**BRIEF:**
Extract the complete listing and repeat it word for word.

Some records
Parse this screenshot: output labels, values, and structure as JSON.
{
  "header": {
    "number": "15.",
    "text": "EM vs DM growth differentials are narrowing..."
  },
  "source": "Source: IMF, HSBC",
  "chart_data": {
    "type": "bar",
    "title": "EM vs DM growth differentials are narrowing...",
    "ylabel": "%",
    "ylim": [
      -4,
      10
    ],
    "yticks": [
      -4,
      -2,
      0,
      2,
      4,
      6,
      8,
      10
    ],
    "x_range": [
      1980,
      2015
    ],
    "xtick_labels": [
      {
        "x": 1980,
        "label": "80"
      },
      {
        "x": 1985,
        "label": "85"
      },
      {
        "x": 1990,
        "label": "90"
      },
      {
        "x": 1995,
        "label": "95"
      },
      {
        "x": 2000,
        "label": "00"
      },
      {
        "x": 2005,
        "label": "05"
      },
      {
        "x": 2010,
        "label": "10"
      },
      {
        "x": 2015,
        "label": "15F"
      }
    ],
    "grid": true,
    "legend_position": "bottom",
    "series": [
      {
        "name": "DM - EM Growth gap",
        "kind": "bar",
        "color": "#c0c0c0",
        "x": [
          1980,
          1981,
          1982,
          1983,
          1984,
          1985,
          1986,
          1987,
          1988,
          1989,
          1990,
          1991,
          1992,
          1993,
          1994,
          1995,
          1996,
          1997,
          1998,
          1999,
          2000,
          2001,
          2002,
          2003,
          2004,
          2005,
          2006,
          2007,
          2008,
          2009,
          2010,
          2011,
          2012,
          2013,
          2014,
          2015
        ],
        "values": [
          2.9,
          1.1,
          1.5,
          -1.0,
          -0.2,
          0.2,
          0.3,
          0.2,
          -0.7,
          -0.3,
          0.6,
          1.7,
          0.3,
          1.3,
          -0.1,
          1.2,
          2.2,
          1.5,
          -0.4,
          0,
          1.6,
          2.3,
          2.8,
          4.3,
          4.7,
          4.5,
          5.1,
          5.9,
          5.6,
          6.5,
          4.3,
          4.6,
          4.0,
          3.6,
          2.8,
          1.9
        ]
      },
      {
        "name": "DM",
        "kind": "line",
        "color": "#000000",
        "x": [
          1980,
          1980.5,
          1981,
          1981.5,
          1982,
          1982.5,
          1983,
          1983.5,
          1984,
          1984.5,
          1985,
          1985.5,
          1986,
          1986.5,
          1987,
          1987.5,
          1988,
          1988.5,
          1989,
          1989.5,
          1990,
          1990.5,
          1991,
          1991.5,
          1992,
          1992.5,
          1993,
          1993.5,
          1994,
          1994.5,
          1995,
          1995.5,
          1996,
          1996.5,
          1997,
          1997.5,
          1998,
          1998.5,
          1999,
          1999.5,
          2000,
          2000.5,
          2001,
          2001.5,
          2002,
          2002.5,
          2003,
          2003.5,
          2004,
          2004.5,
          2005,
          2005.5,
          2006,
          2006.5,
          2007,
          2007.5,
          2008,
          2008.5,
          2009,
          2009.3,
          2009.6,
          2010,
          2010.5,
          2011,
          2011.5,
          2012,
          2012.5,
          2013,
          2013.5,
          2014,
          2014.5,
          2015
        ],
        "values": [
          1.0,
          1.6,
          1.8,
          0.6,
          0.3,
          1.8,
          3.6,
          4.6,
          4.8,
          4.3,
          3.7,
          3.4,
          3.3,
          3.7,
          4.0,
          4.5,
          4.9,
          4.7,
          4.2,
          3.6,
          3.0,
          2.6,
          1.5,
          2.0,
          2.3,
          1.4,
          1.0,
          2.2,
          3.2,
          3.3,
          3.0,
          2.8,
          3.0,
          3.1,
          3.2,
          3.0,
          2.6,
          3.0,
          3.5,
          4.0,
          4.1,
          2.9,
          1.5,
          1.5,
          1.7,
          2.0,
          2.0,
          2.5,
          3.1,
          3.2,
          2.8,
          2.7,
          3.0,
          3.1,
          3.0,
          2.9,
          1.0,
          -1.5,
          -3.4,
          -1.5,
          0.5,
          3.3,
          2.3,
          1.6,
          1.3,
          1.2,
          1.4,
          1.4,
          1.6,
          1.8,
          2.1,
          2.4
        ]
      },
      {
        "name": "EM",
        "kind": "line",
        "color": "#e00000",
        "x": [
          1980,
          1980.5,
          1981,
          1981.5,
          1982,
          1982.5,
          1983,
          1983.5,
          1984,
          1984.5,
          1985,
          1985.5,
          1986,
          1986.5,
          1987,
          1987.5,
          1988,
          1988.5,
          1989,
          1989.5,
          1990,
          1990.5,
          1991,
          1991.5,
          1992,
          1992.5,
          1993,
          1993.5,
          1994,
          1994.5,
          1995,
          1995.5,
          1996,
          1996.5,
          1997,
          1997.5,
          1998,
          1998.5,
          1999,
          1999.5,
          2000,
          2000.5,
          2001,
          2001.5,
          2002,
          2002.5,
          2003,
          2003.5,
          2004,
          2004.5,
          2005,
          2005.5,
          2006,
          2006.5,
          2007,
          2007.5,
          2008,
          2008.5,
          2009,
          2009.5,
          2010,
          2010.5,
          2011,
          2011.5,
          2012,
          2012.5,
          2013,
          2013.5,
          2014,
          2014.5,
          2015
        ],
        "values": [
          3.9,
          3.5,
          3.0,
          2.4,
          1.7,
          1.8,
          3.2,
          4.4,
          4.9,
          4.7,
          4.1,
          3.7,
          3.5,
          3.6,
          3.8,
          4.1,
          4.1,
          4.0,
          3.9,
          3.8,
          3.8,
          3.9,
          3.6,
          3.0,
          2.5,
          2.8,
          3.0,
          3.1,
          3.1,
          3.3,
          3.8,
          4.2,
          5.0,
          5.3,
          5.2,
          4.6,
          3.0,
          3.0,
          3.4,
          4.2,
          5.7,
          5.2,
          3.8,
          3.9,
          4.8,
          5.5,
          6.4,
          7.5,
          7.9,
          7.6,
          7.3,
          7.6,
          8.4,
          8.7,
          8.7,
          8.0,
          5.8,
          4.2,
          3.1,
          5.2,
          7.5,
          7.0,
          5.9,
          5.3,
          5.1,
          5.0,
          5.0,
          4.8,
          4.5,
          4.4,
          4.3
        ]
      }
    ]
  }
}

**WRITTEN RESPONSE:**
Parse this screenshot: output labels, values, and structure as JSON.
{
  "header": {
    "number": "15.",
    "text": "EM vs DM growth differentials are narrowing..."
  },
  "source": "Source: IMF, HSBC",
  "chart_data": {
    "type": "bar",
    "title": "EM vs DM growth differentials are narrowing...",
    "ylabel": "%",
    "ylim": [
      -4,
      10
    ],
    "yticks": [
      -4,
      -2,
      0,
      2,
      4,
      6,
      8,
      10
    ],
    "x_range": [
      1980,
      2015
    ],
    "xtick_labels": [
      {
        "x": 1980,
        "label": "80"
      },
      {
        "x": 1985,
        "label": "85"
      },
      {
        "x": 1990,
        "label": "90"
      },
      {
        "x": 1995,
        "label": "95"
      },
      {
        "x": 2000,
        "label": "00"
      },
      {
        "x": 2005,
        "label": "05"
      },
      {
        "x": 2010,
        "label": "10"
      },
      {
        "x": 2015,
        "label": "15F"
      }
    ],
    "grid": true,
    "legend_position": "bottom",
    "series": [
      {
        "name": "DM - EM Growth gap",
        "kind": "bar",
        "color": "#c0c0c0",
        "x": [
          1980,
          1981,
          1982,
          1983,
          1984,
          1985,
          1986,
          1987,
          1988,
          1989,
          1990,
          1991,
          1992,
          1993,
          1994,
          1995,
          1996,
          1997,
          1998,
          1999,
          2000,
          2001,
          2002,
          2003,
          2004,
          2005,
          2006,
          2007,
          2008,
          2009,
          2010,
          2011,
          2012,
          2013,
          2014,
          2015
        ],
        "values": [
          2.9,
          1.1,
          1.5,
          -1.0,
          -0.2,
          0.2,
          0.3,
          0.2,
          -0.7,
          -0.3,
          0.6,
          1.7,
          0.3,
          1.3,
          -0.1,
          1.2,
          2.2,
          1.5,
          -0.4,
          0,
          1.6,
          2.3,
          2.8,
          4.3,
          4.7,
          4.5,
          5.1,
          5.9,
          5.6,
          6.5,
          4.3,
          4.6,
          4.0,
          3.6,
          2.8,
          1.9
        ]
      },
      {
        "name": "DM",
        "kind": "line",
        "color": "#000000",
        "x": [
          1980,
          1980.5,
          1981,
          1981.5,
          1982,
          1982.5,
          1983,
          1983.5,
          1984,
          1984.5,
          1985,
          1985.5,
          1986,
          1986.5,
          1987,
          1987.5,
          1988,
          1988.5,
          1989,
          1989.5,
          1990,
          1990.5,
          1991,
          1991.5,
          1992,
          1992.5,
          1993,
          1993.5,
          1994,
          1994.5,
          1995,
          1995.5,
          1996,
          1996.5,
          1997,
          1997.5,
          1998,
          1998.5,
          1999,
          1999.5,
          2000,
          2000.5,
          2001,
          2001.5,
          2002,
          2002.5,
          2003,
          2003.5,
          2004,
          2004.5,
          2005,
          2005.5,
          2006,
          2006.5,
          2007,
          2007.5,
          2008,
          2008.5,
          2009,
          2009.3,
          2009.6,
          2010,
          2010.5,
          2011,
          2011.5,
          2012,
          2012.5,
          2013,
          2013.5,
          2014,
          2014.5,
          2015
        ],
        "values": [
          1.0,
          1.6,
          1.8,
          0.6,
          0.3,
          1.8,
          3.6,
          4.6,
          4.8,
          4.3,
          3.7,
          3.4,
          3.3,
          3.7,
          4.0,
          4.5,
          4.9,
          4.7,
          4.2,
          3.6,
          3.0,
          2.6,
          1.5,
          2.0,
          2.3,
          1.4,
          1.0,
          2.2,
          3.2,
          3.3,
          3.0,
          2.8,
          3.0,
          3.1,
          3.2,
          3.0,
          2.6,
          3.0,
          3.5,
          4.0,
          4.1,
          2.9,
          1.5,
          1.5,
          1.7,
          2.0,
          2.0,
          2.5,
          3.1,
          3.2,
          2.8,
          2.7,
          3.0,
          3.1,
          3.0,
          2.9,
          1.0,
          -1.5,
          -3.4,
          -1.5,
          0.5,
          3.3,
          2.3,
          1.6,
          1.3,
          1.2,
          1.4,
          1.4,
          1.6,
          1.8,
          2.1,
          2.4
        ]
      },
      {
        "name": "EM",
        "kind": "line",
        "color": "#e00000",
        "x": [
          1980,
          1980.5,
          1981,
          1981.5,
          1982,
          1982.5,
          1983,
          1983.5,
          1984,
          1984.5,
          1985,
          1985.5,
          1986,
          1986.5,
          1987,
          1987.5,
          1988,
          1988.5,
          1989,
          1989.5,
          1990,
          1990.5,
          1991,
          1991.5,
          1992,
          1992.5,
          1993,
          1993.5,
          1994,
          1994.5,
          1995,
          1995.5,
          1996,
          1996.5,
          1997,
          1997.5,
          1998,
          1998.5,
          1999,
          1999.5,
          2000,
          2000.5,
          2001,
          2001.5,
          2002,
          2002.5,
          2003,
          2003.5,
          2004,
          2004.5,
          2005,
          2005.5,
          2006,
          2006.5,
          2007,
          2007.5,
          2008,
          2008.5,
          2009,
          2009.5,
          2010,
          2010.5,
          2011,
          2011.5,
          2012,
          2012.5,
          2013,
          2013.5,
          2014,
          2014.5,
          2015
        ],
        "values": [
          3.9,
          3.5,
          3.0,
          2.4,
          1.7,
          1.8,
          3.2,
          4.4,
          4.9,
          4.7,
          4.1,
          3.7,
          3.5,
          3.6,
          3.8,
          4.1,
          4.1,
          4.0,
          3.9,
          3.8,
          3.8,
          3.9,
          3.6,
          3.0,
          2.5,
          2.8,
          3.0,
          3.1,
          3.1,
          3.3,
          3.8,
          4.2,
          5.0,
          5.3,
          5.2,
          4.6,
          3.0,
          3.0,
          3.4,
          4.2,
          5.7,
          5.2,
          3.8,
          3.9,
          4.8,
          5.5,
          6.4,
          7.5,
          7.9,
          7.6,
          7.3,
          7.6,
          8.4,
          8.7,
          8.7,
          8.0,
          5.8,
          4.2,
          3.1,
          5.2,
          7.5,
          7.0,
          5.9,
          5.3,
          5.1,
          5.0,
          5.0,
          4.8,
          4.5,
          4.4,
          4.3
        ]
      }
    ]
  }
}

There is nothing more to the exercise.